[PROBLEM] Return only the count of lines in which the word "droga" appears.

[Dataset records]
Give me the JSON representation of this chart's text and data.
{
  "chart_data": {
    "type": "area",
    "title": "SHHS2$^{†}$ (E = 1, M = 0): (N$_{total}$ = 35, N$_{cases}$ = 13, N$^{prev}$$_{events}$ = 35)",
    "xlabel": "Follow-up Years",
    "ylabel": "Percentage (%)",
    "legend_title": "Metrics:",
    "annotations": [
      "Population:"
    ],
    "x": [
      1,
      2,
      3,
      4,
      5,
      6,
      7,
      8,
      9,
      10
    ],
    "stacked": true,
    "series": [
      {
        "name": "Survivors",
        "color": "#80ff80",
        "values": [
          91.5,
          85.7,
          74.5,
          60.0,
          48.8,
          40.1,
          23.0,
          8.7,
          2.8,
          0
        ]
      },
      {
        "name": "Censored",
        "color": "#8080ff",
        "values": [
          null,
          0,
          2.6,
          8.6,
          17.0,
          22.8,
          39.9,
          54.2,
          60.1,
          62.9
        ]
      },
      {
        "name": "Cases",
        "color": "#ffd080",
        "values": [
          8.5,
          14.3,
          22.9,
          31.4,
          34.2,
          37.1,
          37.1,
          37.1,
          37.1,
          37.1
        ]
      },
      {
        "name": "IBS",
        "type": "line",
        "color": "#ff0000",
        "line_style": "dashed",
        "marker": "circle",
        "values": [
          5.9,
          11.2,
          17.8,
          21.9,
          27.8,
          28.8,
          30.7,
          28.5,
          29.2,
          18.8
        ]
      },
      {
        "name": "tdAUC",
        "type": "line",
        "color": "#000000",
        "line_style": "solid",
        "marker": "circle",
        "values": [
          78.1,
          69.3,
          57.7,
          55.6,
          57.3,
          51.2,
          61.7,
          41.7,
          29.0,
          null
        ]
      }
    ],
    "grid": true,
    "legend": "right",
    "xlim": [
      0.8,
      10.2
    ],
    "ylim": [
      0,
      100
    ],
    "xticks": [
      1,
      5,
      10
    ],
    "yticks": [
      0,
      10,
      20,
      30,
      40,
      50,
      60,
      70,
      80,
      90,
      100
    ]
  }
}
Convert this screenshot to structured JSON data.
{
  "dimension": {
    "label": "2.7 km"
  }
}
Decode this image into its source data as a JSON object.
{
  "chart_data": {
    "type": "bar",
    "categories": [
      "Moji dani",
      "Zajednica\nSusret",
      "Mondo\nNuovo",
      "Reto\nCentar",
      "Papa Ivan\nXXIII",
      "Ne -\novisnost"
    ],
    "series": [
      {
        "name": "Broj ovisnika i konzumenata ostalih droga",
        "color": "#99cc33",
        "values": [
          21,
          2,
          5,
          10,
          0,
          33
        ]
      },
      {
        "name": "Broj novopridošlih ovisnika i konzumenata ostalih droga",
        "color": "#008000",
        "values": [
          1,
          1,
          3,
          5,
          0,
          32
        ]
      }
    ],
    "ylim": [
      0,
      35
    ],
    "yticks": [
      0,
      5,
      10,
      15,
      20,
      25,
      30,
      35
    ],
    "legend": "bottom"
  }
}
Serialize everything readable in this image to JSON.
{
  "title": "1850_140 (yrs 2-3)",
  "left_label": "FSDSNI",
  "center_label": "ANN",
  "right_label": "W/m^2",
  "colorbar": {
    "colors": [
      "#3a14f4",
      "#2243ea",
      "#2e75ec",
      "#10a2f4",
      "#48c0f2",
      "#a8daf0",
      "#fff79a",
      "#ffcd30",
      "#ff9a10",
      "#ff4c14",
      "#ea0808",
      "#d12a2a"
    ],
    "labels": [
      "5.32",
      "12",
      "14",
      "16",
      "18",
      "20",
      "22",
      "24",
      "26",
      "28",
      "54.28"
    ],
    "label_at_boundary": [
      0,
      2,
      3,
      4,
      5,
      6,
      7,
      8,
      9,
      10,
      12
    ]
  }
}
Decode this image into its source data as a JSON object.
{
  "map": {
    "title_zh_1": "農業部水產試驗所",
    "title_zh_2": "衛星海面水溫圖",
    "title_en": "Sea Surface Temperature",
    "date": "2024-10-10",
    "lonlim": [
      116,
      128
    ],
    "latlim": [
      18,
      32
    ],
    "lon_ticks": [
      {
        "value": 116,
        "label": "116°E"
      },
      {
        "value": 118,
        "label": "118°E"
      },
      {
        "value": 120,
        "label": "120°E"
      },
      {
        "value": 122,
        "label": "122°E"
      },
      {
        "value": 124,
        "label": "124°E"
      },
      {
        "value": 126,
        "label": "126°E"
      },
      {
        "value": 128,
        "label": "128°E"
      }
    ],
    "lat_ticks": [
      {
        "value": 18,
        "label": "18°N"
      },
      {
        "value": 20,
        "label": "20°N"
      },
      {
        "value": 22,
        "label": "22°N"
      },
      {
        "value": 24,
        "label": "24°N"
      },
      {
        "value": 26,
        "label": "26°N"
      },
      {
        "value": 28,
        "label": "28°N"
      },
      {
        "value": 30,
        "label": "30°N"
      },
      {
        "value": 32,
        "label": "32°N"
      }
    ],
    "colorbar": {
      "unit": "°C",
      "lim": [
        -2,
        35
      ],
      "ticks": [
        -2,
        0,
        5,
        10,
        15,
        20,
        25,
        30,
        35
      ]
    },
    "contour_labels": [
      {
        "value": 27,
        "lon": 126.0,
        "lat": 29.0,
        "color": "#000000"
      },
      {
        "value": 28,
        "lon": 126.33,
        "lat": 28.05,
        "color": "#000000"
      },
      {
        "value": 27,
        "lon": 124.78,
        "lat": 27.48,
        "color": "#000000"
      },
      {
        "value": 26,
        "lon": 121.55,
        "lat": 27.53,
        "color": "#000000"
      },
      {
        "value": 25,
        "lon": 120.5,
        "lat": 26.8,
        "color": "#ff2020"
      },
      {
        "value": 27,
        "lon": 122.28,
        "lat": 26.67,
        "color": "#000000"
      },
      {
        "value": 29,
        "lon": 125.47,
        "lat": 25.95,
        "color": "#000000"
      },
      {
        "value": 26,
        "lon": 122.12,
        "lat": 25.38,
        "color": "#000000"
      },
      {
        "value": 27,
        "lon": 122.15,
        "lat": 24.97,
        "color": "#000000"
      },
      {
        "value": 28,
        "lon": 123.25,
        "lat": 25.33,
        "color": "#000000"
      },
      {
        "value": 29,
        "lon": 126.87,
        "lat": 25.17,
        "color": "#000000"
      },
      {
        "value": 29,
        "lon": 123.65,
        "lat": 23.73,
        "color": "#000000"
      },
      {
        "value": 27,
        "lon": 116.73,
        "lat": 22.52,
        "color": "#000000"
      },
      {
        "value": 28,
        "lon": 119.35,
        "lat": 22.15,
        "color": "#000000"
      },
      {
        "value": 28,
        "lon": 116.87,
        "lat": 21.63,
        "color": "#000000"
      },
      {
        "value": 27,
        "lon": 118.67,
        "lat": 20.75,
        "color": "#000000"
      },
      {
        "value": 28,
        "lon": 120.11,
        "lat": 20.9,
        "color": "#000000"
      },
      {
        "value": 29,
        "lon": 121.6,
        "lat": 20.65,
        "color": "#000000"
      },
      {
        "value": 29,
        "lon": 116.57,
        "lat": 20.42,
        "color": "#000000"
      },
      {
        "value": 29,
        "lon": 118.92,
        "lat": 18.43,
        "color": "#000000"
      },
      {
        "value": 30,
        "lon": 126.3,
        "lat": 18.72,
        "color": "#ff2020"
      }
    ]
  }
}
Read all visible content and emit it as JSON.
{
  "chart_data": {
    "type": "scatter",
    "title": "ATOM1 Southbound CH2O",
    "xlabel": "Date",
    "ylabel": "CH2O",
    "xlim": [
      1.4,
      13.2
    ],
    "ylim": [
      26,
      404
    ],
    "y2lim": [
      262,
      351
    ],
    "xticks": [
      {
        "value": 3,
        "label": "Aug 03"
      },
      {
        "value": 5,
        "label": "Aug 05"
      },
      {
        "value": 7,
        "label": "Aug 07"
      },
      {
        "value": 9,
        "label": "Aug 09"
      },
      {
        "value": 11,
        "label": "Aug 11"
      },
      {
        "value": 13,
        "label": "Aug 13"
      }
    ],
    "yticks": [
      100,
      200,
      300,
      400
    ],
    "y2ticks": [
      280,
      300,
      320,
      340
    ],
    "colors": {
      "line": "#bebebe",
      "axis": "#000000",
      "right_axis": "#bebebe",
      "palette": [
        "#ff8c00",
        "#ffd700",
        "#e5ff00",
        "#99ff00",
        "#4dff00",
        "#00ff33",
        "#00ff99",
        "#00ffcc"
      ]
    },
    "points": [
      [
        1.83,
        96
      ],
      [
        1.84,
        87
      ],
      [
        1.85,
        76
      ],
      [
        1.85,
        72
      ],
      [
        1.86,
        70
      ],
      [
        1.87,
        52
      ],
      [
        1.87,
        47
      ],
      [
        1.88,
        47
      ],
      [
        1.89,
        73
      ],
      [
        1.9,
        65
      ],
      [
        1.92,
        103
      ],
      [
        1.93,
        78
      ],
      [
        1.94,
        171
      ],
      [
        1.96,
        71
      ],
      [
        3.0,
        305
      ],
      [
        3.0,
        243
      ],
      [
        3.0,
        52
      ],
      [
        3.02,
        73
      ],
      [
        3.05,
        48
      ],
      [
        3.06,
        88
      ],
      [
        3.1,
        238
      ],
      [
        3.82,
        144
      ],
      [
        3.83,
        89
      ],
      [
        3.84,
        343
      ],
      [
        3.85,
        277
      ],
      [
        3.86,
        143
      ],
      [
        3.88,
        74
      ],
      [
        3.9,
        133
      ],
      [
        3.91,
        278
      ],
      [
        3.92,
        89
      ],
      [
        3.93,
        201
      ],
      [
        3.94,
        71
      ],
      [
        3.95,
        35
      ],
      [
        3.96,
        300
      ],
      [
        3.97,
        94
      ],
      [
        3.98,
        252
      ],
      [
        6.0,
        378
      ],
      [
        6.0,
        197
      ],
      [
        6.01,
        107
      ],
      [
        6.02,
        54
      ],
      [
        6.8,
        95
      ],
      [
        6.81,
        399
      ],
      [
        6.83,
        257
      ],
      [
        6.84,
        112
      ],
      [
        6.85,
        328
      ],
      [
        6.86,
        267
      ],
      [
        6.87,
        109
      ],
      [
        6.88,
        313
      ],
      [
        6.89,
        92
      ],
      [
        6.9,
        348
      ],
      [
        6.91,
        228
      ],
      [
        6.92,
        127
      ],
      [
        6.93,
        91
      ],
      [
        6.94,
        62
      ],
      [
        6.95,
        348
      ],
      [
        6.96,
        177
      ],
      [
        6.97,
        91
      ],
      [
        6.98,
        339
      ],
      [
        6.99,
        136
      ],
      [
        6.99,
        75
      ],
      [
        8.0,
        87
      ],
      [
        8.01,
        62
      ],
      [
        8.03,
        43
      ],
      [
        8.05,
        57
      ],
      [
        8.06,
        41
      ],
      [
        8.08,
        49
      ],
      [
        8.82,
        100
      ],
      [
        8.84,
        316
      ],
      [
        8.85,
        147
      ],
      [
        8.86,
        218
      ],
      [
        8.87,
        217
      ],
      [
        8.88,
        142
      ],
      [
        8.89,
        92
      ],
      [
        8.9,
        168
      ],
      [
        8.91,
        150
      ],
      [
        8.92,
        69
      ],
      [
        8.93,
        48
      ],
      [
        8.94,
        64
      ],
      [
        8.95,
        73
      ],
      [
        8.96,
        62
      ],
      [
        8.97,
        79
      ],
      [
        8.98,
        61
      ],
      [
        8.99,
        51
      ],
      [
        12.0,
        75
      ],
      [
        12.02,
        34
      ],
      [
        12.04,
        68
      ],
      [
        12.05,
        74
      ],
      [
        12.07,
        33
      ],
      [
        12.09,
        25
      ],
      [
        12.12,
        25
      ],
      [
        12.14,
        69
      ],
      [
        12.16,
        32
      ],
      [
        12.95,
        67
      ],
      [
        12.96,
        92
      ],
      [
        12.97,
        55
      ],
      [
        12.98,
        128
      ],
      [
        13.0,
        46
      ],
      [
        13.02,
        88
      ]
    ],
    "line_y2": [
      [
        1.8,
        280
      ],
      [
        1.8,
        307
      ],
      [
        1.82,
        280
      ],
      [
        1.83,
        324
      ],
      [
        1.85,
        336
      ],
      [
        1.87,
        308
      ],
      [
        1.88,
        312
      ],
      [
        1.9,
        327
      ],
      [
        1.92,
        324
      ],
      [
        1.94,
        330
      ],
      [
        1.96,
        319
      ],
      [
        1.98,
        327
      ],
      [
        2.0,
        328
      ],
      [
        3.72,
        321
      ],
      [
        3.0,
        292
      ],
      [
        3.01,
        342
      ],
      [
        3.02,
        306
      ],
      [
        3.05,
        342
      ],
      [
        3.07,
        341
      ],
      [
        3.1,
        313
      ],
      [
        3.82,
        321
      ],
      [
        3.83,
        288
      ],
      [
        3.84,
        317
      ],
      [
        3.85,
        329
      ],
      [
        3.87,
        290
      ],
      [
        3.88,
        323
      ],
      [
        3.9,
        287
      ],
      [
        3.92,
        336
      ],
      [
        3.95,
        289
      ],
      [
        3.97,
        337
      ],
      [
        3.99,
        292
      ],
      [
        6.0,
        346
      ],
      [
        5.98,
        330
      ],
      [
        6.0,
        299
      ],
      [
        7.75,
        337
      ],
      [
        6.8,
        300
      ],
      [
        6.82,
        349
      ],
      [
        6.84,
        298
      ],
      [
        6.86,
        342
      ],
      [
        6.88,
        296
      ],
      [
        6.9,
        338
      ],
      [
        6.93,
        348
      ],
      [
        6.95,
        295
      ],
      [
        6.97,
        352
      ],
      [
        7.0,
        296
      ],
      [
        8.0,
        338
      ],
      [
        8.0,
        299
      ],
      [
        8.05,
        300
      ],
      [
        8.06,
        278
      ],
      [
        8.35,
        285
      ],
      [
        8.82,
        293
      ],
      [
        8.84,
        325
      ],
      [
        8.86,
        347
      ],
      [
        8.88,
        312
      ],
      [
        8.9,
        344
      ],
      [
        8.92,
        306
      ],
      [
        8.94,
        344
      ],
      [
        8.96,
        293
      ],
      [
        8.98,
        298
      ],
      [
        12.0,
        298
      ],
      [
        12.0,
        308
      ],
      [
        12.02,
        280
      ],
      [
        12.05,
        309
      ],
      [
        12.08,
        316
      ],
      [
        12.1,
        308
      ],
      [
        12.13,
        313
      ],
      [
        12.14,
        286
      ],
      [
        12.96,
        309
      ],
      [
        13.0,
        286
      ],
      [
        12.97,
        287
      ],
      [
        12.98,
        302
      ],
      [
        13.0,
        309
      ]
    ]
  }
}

[WRITTEN RESPONSE] 2